**Goal:**
Exact reproduction of the data is required, with images excluded.

Figure record listings:

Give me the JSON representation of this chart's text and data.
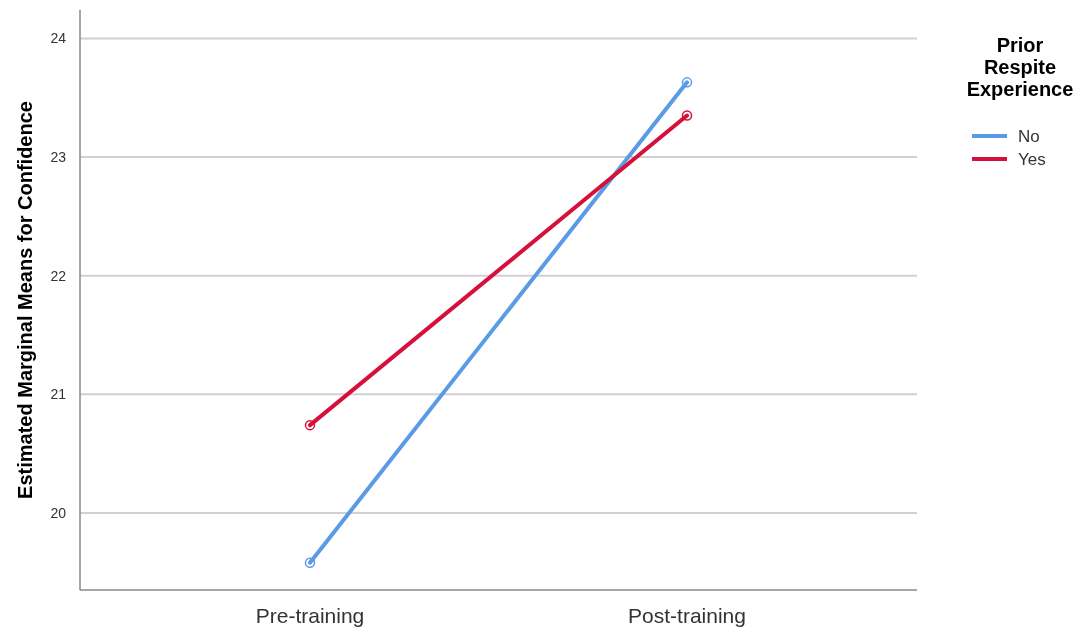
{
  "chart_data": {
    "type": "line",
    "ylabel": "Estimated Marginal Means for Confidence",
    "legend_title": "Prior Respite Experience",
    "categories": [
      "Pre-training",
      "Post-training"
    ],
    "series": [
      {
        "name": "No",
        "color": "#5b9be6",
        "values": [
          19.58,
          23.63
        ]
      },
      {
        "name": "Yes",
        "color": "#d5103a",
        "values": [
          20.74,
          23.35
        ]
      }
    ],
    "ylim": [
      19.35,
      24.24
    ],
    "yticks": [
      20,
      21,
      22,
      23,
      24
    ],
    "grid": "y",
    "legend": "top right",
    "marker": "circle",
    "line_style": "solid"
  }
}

**Complete output:**
Give me the JSON representation of this chart's text and data.
{
  "chart_data": {
    "type": "line",
    "ylabel": "Estimated Marginal Means for Confidence",
    "legend_title": "Prior Respite Experience",
    "categories": [
      "Pre-training",
      "Post-training"
    ],
    "series": [
      {
        "name": "No",
        "color": "#5b9be6",
        "values": [
          19.58,
          23.63
        ]
      },
      {
        "name": "Yes",
        "color": "#d5103a",
        "values": [
          20.74,
          23.35
        ]
      }
    ],
    "ylim": [
      19.35,
      24.24
    ],
    "yticks": [
      20,
      21,
      22,
      23,
      24
    ],
    "grid": "y",
    "legend": "top right",
    "marker": "circle",
    "line_style": "solid"
  }
}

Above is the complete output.